• [Problem] Write out the entries below once more, exactly, with the pictures left out.

## BEGIN

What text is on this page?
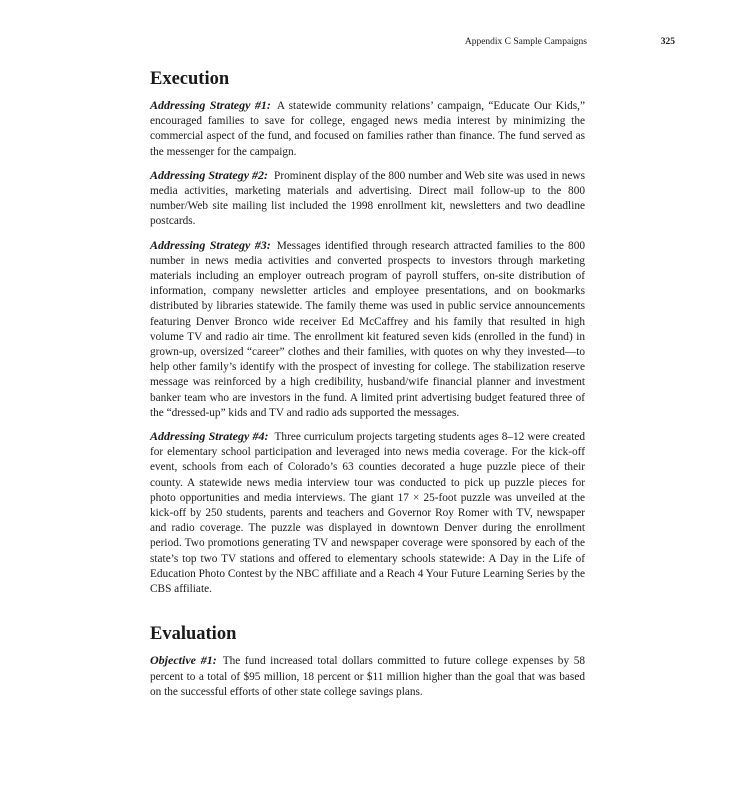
Appendix C Sample Campaigns	325
Execution

Addressing Strategy #1: A statewide community relations’ campaign, “Educate Our Kids,” encouraged families to save for college, engaged news media interest by minimizing the commercial aspect of the fund, and focused on families rather than finance. The fund served as the messenger for the campaign.

Addressing Strategy #2: Prominent display of the 800 number and Web site was used in news media activities, marketing materials and advertising. Direct mail follow-up to the 800 number/Web site mailing list included the 1998 enrollment kit, newsletters and two deadline postcards.

Addressing Strategy #3: Messages identified through research attracted families to the 800 number in news media activities and converted prospects to investors through marketing materials including an employer outreach program of payroll stuffers, on-site distribution of information, company newsletter articles and employee presentations, and on bookmarks distributed by libraries statewide. The family theme was used in public service announcements featuring Denver Bronco wide receiver Ed McCaffrey and his family that resulted in high volume TV and radio air time. The enrollment kit featured seven kids (enrolled in the fund) in grown-up, oversized “career” clothes and their families, with quotes on why they invested—to help other family’s identify with the prospect of investing for college. The stabilization reserve message was reinforced by a high credibility, husband/wife financial planner and investment banker team who are investors in the fund. A limited print advertising budget featured three of the “dressed-up” kids and TV and radio ads supported the messages.

Addressing Strategy #4: Three curriculum projects targeting students ages 8–12 were created for elementary school participation and leveraged into news media coverage. For the kick-off event, schools from each of Colorado’s 63 counties decorated a huge puzzle piece of their county. A statewide news media interview tour was conducted to pick up puzzle pieces for photo opportunities and media interviews. The giant 17 × 25-foot puzzle was unveiled at the kick-off by 250 students, parents and teachers and Governor Roy Romer with TV, newspaper and radio coverage. The puzzle was displayed in downtown Denver during the enrollment period. Two promotions generating TV and newspaper coverage were sponsored by each of the state’s top two TV stations and offered to elementary schools statewide: A Day in the Life of Education Photo Contest by the NBC affiliate and a Reach 4 Your Future Learning Series by the CBS affiliate.

Evaluation

Objective #1: The fund increased total dollars committed to future college expenses by 58 percent to a total of $95 million, 18 percent or $11 million higher than the goal that was based on the successful efforts of other state college savings plans.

## END

• [Task output]
What text is on this page?
Appendix C Sample Campaigns	325
Execution

Addressing Strategy #1: A statewide community relations’ campaign, “Educate Our Kids,” encouraged families to save for college, engaged news media interest by minimizing the commercial aspect of the fund, and focused on families rather than finance. The fund served as the messenger for the campaign.

Addressing Strategy #2: Prominent display of the 800 number and Web site was used in news media activities, marketing materials and advertising. Direct mail follow-up to the 800 number/Web site mailing list included the 1998 enrollment kit, newsletters and two deadline postcards.

Addressing Strategy #3: Messages identified through research attracted families to the 800 number in news media activities and converted prospects to investors through marketing materials including an employer outreach program of payroll stuffers, on-site distribution of information, company newsletter articles and employee presentations, and on bookmarks distributed by libraries statewide. The family theme was used in public service announcements featuring Denver Bronco wide receiver Ed McCaffrey and his family that resulted in high volume TV and radio air time. The enrollment kit featured seven kids (enrolled in the fund) in grown-up, oversized “career” clothes and their families, with quotes on why they invested—to help other family’s identify with the prospect of investing for college. The stabilization reserve message was reinforced by a high credibility, husband/wife financial planner and investment banker team who are investors in the fund. A limited print advertising budget featured three of the “dressed-up” kids and TV and radio ads supported the messages.

Addressing Strategy #4: Three curriculum projects targeting students ages 8–12 were created for elementary school participation and leveraged into news media coverage. For the kick-off event, schools from each of Colorado’s 63 counties decorated a huge puzzle piece of their county. A statewide news media interview tour was conducted to pick up puzzle pieces for photo opportunities and media interviews. The giant 17 × 25-foot puzzle was unveiled at the kick-off by 250 students, parents and teachers and Governor Roy Romer with TV, newspaper and radio coverage. The puzzle was displayed in downtown Denver during the enrollment period. Two promotions generating TV and newspaper coverage were sponsored by each of the state’s top two TV stations and offered to elementary schools statewide: A Day in the Life of Education Photo Contest by the NBC affiliate and a Reach 4 Your Future Learning Series by the CBS affiliate.

Evaluation

Objective #1: The fund increased total dollars committed to future college expenses by 58 percent to a total of $95 million, 18 percent or $11 million higher than the goal that was based on the successful efforts of other state college savings plans.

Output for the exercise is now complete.